**Exercise directions:** Present the data once more in exactly its original form.

**Excerpted records:**
--*--

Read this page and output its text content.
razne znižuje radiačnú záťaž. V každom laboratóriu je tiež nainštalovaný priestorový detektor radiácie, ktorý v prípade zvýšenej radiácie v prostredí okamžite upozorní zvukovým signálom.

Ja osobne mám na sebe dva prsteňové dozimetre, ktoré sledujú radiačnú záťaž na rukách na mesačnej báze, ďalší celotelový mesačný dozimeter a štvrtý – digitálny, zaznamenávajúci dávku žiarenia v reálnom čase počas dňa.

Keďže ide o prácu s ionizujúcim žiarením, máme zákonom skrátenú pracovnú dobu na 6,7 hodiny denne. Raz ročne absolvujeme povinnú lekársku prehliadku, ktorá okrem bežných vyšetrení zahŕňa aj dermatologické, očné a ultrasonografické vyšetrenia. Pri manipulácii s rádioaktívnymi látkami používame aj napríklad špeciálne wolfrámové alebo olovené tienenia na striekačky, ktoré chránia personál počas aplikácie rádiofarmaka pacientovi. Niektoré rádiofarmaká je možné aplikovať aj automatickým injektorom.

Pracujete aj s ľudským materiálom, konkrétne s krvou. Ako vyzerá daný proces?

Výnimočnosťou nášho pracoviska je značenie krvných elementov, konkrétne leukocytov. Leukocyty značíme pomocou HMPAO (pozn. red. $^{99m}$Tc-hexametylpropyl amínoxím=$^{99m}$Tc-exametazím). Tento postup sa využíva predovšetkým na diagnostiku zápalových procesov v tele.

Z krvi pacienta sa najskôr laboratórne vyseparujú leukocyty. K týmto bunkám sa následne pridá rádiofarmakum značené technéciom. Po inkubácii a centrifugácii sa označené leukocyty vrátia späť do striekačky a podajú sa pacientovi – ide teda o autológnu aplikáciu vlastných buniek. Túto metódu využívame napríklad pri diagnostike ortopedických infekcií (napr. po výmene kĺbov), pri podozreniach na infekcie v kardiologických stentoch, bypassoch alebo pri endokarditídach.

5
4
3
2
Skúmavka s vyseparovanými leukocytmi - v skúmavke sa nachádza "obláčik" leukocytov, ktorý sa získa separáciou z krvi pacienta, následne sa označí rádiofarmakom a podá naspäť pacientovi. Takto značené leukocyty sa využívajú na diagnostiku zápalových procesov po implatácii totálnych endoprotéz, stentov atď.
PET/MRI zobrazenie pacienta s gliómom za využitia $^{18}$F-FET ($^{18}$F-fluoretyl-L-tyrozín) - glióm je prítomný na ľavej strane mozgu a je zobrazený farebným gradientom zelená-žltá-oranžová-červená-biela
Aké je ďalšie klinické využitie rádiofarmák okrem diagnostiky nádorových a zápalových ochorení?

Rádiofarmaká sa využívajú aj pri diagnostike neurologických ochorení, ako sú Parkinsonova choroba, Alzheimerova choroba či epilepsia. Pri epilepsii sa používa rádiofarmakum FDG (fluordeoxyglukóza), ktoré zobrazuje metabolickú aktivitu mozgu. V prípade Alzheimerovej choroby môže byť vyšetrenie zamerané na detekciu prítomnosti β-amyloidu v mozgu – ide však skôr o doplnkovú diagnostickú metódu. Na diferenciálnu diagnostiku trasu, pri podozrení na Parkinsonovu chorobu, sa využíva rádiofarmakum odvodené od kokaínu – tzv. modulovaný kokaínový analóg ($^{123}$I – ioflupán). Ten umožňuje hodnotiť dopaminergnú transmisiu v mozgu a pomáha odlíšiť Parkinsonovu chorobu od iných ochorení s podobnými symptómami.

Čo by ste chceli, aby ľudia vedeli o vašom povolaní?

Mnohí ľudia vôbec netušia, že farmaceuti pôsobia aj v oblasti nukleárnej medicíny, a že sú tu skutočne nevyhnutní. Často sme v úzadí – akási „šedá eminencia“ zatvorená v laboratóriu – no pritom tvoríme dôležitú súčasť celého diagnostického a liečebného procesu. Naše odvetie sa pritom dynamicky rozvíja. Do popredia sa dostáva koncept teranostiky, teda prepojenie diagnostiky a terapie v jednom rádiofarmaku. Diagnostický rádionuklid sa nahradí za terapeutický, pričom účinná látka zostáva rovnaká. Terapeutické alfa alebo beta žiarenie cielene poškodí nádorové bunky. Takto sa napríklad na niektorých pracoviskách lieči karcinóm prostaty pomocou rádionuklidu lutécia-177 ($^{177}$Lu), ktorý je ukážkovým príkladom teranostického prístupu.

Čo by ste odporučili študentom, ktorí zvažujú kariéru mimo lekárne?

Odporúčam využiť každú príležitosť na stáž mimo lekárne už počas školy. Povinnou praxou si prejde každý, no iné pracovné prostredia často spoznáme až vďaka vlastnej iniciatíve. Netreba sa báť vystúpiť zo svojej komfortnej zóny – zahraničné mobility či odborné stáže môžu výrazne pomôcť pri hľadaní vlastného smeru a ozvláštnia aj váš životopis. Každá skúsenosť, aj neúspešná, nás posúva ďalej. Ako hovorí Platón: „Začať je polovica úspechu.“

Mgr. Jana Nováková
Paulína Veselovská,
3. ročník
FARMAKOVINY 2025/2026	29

--*--

**Task answer:**
Read this page and output its text content.
razne znižuje radiačnú záťaž. V každom laboratóriu je tiež nainštalovaný priestorový detektor radiácie, ktorý v prípade zvýšenej radiácie v prostredí okamžite upozorní zvukovým signálom.

Ja osobne mám na sebe dva prsteňové dozimetre, ktoré sledujú radiačnú záťaž na rukách na mesačnej báze, ďalší celotelový mesačný dozimeter a štvrtý – digitálny, zaznamenávajúci dávku žiarenia v reálnom čase počas dňa.

Keďže ide o prácu s ionizujúcim žiarením, máme zákonom skrátenú pracovnú dobu na 6,7 hodiny denne. Raz ročne absolvujeme povinnú lekársku prehliadku, ktorá okrem bežných vyšetrení zahŕňa aj dermatologické, očné a ultrasonografické vyšetrenia. Pri manipulácii s rádioaktívnymi látkami používame aj napríklad špeciálne wolfrámové alebo olovené tienenia na striekačky, ktoré chránia personál počas aplikácie rádiofarmaka pacientovi. Niektoré rádiofarmaká je možné aplikovať aj automatickým injektorom.

Pracujete aj s ľudským materiálom, konkrétne s krvou. Ako vyzerá daný proces?

Výnimočnosťou nášho pracoviska je značenie krvných elementov, konkrétne leukocytov. Leukocyty značíme pomocou HMPAO (pozn. red. $^{99m}$Tc-hexametylpropyl amínoxím=$^{99m}$Tc-exametazím). Tento postup sa využíva predovšetkým na diagnostiku zápalových procesov v tele.

Z krvi pacienta sa najskôr laboratórne vyseparujú leukocyty. K týmto bunkám sa následne pridá rádiofarmakum značené technéciom. Po inkubácii a centrifugácii sa označené leukocyty vrátia späť do striekačky a podajú sa pacientovi – ide teda o autológnu aplikáciu vlastných buniek. Túto metódu využívame napríklad pri diagnostike ortopedických infekcií (napr. po výmene kĺbov), pri podozreniach na infekcie v kardiologických stentoch, bypassoch alebo pri endokarditídach.

5
4
3
2
Skúmavka s vyseparovanými leukocytmi - v skúmavke sa nachádza "obláčik" leukocytov, ktorý sa získa separáciou z krvi pacienta, následne sa označí rádiofarmakom a podá naspäť pacientovi. Takto značené leukocyty sa využívajú na diagnostiku zápalových procesov po implatácii totálnych endoprotéz, stentov atď.
PET/MRI zobrazenie pacienta s gliómom za využitia $^{18}$F-FET ($^{18}$F-fluoretyl-L-tyrozín) - glióm je prítomný na ľavej strane mozgu a je zobrazený farebným gradientom zelená-žltá-oranžová-červená-biela
Aké je ďalšie klinické využitie rádiofarmák okrem diagnostiky nádorových a zápalových ochorení?

Rádiofarmaká sa využívajú aj pri diagnostike neurologických ochorení, ako sú Parkinsonova choroba, Alzheimerova choroba či epilepsia. Pri epilepsii sa používa rádiofarmakum FDG (fluordeoxyglukóza), ktoré zobrazuje metabolickú aktivitu mozgu. V prípade Alzheimerovej choroby môže byť vyšetrenie zamerané na detekciu prítomnosti β-amyloidu v mozgu – ide však skôr o doplnkovú diagnostickú metódu. Na diferenciálnu diagnostiku trasu, pri podozrení na Parkinsonovu chorobu, sa využíva rádiofarmakum odvodené od kokaínu – tzv. modulovaný kokaínový analóg ($^{123}$I – ioflupán). Ten umožňuje hodnotiť dopaminergnú transmisiu v mozgu a pomáha odlíšiť Parkinsonovu chorobu od iných ochorení s podobnými symptómami.

Čo by ste chceli, aby ľudia vedeli o vašom povolaní?

Mnohí ľudia vôbec netušia, že farmaceuti pôsobia aj v oblasti nukleárnej medicíny, a že sú tu skutočne nevyhnutní. Často sme v úzadí – akási „šedá eminencia“ zatvorená v laboratóriu – no pritom tvoríme dôležitú súčasť celého diagnostického a liečebného procesu. Naše odvetie sa pritom dynamicky rozvíja. Do popredia sa dostáva koncept teranostiky, teda prepojenie diagnostiky a terapie v jednom rádiofarmaku. Diagnostický rádionuklid sa nahradí za terapeutický, pričom účinná látka zostáva rovnaká. Terapeutické alfa alebo beta žiarenie cielene poškodí nádorové bunky. Takto sa napríklad na niektorých pracoviskách lieči karcinóm prostaty pomocou rádionuklidu lutécia-177 ($^{177}$Lu), ktorý je ukážkovým príkladom teranostického prístupu.

Čo by ste odporučili študentom, ktorí zvažujú kariéru mimo lekárne?

Odporúčam využiť každú príležitosť na stáž mimo lekárne už počas školy. Povinnou praxou si prejde každý, no iné pracovné prostredia často spoznáme až vďaka vlastnej iniciatíve. Netreba sa báť vystúpiť zo svojej komfortnej zóny – zahraničné mobility či odborné stáže môžu výrazne pomôcť pri hľadaní vlastného smeru a ozvláštnia aj váš životopis. Každá skúsenosť, aj neúspešná, nás posúva ďalej. Ako hovorí Platón: „Začať je polovica úspechu.“

Mgr. Jana Nováková
Paulína Veselovská,
3. ročník
FARMAKOVINY 2025/2026	29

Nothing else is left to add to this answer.